Task statement: Read the listing and extract each line that includes the word "кружков".

⟨

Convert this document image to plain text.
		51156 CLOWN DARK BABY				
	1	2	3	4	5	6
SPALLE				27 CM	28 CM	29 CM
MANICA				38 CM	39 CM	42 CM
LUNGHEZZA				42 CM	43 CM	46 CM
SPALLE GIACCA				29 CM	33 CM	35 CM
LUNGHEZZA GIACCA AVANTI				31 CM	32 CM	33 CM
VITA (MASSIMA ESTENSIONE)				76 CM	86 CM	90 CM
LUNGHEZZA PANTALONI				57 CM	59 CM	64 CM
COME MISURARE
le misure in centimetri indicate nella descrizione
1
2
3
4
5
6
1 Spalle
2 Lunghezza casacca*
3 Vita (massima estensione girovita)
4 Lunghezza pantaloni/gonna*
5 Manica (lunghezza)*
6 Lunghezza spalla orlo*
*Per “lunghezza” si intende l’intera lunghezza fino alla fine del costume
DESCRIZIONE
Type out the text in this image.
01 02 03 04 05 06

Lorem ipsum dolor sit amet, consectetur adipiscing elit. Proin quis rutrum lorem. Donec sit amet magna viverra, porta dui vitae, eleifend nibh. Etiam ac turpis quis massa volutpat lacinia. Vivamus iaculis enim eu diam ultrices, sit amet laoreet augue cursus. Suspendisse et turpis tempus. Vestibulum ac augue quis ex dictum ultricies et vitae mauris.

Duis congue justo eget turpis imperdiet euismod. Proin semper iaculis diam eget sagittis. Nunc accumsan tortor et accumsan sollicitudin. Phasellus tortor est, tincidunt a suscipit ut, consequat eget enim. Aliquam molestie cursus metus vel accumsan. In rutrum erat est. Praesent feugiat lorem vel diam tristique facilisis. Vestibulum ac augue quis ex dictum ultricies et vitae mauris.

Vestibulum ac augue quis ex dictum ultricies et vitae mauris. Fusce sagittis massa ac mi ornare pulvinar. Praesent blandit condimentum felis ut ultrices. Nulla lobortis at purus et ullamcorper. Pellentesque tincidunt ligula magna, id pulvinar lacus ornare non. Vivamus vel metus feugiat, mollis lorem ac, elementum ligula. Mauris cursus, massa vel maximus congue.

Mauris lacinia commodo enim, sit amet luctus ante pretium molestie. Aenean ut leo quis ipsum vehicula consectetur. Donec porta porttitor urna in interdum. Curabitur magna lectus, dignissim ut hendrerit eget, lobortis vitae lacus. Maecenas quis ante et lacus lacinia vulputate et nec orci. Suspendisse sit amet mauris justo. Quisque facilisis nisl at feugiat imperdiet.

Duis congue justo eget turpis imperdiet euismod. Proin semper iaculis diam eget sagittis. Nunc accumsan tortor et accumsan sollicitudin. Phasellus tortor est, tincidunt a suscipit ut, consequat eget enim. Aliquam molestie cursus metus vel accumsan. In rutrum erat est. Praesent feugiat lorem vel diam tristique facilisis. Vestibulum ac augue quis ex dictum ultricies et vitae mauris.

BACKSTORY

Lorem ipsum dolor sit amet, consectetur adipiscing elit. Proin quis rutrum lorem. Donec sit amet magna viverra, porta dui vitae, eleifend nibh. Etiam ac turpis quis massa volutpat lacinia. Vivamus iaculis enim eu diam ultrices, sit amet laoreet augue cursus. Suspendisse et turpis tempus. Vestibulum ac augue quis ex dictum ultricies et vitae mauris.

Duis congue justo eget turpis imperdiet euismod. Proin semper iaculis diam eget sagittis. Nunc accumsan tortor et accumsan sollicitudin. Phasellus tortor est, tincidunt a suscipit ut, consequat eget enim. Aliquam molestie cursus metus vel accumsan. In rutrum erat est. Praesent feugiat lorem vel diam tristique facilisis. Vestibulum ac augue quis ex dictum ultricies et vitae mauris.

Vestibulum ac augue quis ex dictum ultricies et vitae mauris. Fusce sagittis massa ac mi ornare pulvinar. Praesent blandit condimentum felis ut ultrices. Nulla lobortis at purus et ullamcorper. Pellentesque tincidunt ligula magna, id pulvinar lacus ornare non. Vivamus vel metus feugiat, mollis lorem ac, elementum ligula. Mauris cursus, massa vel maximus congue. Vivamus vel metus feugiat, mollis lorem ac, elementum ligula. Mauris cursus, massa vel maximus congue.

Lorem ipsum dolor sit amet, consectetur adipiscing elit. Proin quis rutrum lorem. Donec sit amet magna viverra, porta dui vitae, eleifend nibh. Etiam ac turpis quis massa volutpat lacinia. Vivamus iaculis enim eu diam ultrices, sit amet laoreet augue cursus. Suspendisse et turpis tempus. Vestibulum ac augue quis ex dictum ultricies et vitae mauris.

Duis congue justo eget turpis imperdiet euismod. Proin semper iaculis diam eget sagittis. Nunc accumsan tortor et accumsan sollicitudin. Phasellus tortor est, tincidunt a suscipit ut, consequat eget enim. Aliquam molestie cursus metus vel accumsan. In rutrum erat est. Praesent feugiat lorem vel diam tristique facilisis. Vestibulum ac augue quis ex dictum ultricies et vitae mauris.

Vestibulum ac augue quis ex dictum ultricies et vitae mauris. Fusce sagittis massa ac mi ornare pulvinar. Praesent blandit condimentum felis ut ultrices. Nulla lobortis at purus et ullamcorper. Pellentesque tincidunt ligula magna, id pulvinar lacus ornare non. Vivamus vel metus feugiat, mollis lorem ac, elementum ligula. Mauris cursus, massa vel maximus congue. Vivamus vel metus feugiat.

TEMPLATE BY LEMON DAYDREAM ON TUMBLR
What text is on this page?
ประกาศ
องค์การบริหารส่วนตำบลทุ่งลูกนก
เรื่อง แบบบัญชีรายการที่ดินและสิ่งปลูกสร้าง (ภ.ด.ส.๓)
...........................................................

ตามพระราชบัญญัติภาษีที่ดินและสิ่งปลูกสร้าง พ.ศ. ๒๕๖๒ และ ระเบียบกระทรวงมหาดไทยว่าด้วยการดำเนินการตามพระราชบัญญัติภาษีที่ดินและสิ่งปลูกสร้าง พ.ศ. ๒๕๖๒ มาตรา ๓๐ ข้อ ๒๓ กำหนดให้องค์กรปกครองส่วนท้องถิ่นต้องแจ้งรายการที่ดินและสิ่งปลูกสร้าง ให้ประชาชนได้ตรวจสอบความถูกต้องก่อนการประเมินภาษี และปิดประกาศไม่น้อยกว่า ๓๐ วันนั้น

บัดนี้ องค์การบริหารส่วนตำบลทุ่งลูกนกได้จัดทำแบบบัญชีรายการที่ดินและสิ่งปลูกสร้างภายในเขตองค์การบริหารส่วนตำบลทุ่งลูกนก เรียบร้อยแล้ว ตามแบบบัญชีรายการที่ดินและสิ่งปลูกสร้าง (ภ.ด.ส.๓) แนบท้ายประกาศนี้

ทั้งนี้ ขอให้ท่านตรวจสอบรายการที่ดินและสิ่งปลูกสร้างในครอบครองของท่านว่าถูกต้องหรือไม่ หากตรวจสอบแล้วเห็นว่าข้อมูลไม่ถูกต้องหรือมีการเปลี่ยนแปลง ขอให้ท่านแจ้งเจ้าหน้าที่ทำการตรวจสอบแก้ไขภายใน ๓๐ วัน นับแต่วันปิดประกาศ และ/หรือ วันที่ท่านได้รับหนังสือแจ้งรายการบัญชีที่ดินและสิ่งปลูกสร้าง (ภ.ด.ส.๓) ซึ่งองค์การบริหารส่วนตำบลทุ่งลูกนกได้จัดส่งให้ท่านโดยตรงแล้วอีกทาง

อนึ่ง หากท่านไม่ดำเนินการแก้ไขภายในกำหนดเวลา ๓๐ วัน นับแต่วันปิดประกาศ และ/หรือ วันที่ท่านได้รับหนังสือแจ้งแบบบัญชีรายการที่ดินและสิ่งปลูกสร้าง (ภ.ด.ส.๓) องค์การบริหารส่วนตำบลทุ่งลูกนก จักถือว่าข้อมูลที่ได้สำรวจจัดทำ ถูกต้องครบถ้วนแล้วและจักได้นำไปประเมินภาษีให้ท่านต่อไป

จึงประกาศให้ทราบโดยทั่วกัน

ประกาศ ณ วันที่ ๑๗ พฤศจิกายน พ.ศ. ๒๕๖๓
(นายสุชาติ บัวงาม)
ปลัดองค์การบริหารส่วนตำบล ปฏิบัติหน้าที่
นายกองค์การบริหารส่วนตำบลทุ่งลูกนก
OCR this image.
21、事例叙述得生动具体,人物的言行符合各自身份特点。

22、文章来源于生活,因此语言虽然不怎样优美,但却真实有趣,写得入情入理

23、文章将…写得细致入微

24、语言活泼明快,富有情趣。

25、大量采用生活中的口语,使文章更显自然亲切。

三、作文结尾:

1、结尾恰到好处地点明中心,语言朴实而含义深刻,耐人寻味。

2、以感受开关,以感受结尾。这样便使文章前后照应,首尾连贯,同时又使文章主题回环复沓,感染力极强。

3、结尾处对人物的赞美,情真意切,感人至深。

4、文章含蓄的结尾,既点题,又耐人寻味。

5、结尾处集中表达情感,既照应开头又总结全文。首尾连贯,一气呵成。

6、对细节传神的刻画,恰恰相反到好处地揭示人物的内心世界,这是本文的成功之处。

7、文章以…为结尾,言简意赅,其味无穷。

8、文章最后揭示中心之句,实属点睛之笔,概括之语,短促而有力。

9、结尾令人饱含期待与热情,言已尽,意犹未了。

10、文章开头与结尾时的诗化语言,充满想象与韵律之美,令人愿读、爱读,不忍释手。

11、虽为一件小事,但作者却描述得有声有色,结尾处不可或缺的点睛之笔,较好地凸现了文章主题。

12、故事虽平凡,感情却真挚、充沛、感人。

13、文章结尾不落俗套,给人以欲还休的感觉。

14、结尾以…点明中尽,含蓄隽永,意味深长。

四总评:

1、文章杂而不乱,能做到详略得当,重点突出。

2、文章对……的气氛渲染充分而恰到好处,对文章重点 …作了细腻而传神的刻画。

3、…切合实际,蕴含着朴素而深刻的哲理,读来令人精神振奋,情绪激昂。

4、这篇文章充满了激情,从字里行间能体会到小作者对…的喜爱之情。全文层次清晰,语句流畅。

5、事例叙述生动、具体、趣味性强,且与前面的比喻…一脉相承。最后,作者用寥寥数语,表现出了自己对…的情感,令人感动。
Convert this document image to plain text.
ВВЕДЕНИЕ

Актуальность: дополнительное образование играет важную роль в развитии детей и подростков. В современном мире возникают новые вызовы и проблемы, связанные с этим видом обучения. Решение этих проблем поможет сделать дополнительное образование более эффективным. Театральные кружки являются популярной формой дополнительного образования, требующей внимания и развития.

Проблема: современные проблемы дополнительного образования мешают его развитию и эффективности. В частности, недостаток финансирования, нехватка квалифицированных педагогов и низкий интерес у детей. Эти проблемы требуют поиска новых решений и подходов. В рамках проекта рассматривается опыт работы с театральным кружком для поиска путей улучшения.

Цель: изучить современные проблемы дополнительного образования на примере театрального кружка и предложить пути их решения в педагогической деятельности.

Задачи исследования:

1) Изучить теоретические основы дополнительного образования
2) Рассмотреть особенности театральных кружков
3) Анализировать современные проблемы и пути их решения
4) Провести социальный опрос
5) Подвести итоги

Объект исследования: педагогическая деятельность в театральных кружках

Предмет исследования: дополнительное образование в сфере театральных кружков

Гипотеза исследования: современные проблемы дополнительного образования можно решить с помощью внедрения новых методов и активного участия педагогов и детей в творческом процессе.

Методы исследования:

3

⟩

Solution to the exercise:
2) Рассмотреть особенности театральных кружков
Предмет исследования: дополнительное образование в сфере театральных кружков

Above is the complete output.